DATASET ENTRIES ->
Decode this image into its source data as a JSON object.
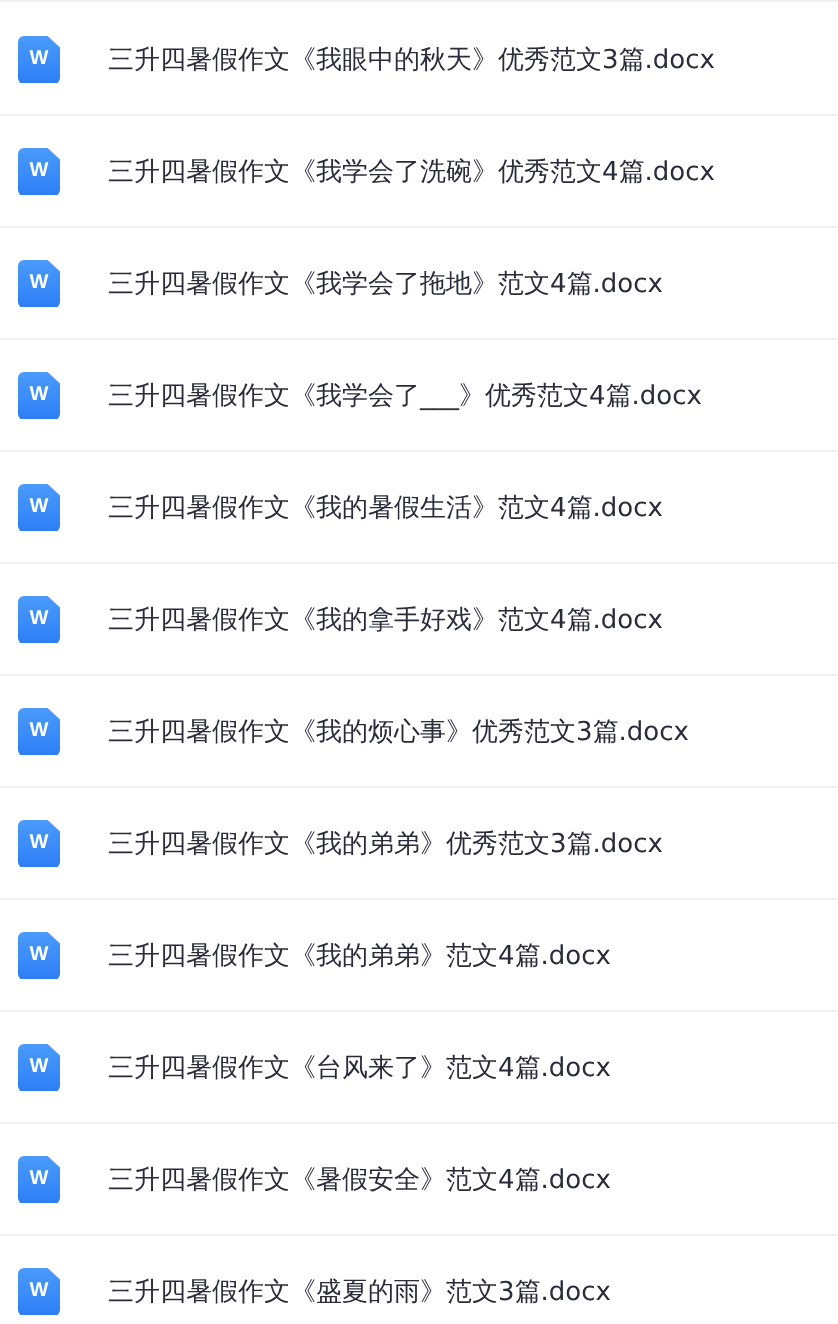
{
  "files": [
    {
      "icon_letter": "W",
      "name": "三升四暑假作文《我眼中的秋天》优秀范文3篇.docx"
    },
    {
      "icon_letter": "W",
      "name": "三升四暑假作文《我学会了洗碗》优秀范文4篇.docx"
    },
    {
      "icon_letter": "W",
      "name": "三升四暑假作文《我学会了拖地》范文4篇.docx"
    },
    {
      "icon_letter": "W",
      "name": "三升四暑假作文《我学会了___》优秀范文4篇.docx"
    },
    {
      "icon_letter": "W",
      "name": "三升四暑假作文《我的暑假生活》范文4篇.docx"
    },
    {
      "icon_letter": "W",
      "name": "三升四暑假作文《我的拿手好戏》范文4篇.docx"
    },
    {
      "icon_letter": "W",
      "name": "三升四暑假作文《我的烦心事》优秀范文3篇.docx"
    },
    {
      "icon_letter": "W",
      "name": "三升四暑假作文《我的弟弟》优秀范文3篇.docx"
    },
    {
      "icon_letter": "W",
      "name": "三升四暑假作文《我的弟弟》范文4篇.docx"
    },
    {
      "icon_letter": "W",
      "name": "三升四暑假作文《台风来了》范文4篇.docx"
    },
    {
      "icon_letter": "W",
      "name": "三升四暑假作文《暑假安全》范文4篇.docx"
    },
    {
      "icon_letter": "W",
      "name": "三升四暑假作文《盛夏的雨》范文3篇.docx"
    }
  ]
}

EXERCISE DIRECTIONS ->
Every record must be copied exactly, with the pictures left out.

FINAL RESULT ->
Decode this image into its source data as a JSON object.
{
  "files": [
    {
      "icon_letter": "W",
      "name": "三升四暑假作文《我眼中的秋天》优秀范文3篇.docx"
    },
    {
      "icon_letter": "W",
      "name": "三升四暑假作文《我学会了洗碗》优秀范文4篇.docx"
    },
    {
      "icon_letter": "W",
      "name": "三升四暑假作文《我学会了拖地》范文4篇.docx"
    },
    {
      "icon_letter": "W",
      "name": "三升四暑假作文《我学会了___》优秀范文4篇.docx"
    },
    {
      "icon_letter": "W",
      "name": "三升四暑假作文《我的暑假生活》范文4篇.docx"
    },
    {
      "icon_letter": "W",
      "name": "三升四暑假作文《我的拿手好戏》范文4篇.docx"
    },
    {
      "icon_letter": "W",
      "name": "三升四暑假作文《我的烦心事》优秀范文3篇.docx"
    },
    {
      "icon_letter": "W",
      "name": "三升四暑假作文《我的弟弟》优秀范文3篇.docx"
    },
    {
      "icon_letter": "W",
      "name": "三升四暑假作文《我的弟弟》范文4篇.docx"
    },
    {
      "icon_letter": "W",
      "name": "三升四暑假作文《台风来了》范文4篇.docx"
    },
    {
      "icon_letter": "W",
      "name": "三升四暑假作文《暑假安全》范文4篇.docx"
    },
    {
      "icon_letter": "W",
      "name": "三升四暑假作文《盛夏的雨》范文3篇.docx"
    }
  ]
}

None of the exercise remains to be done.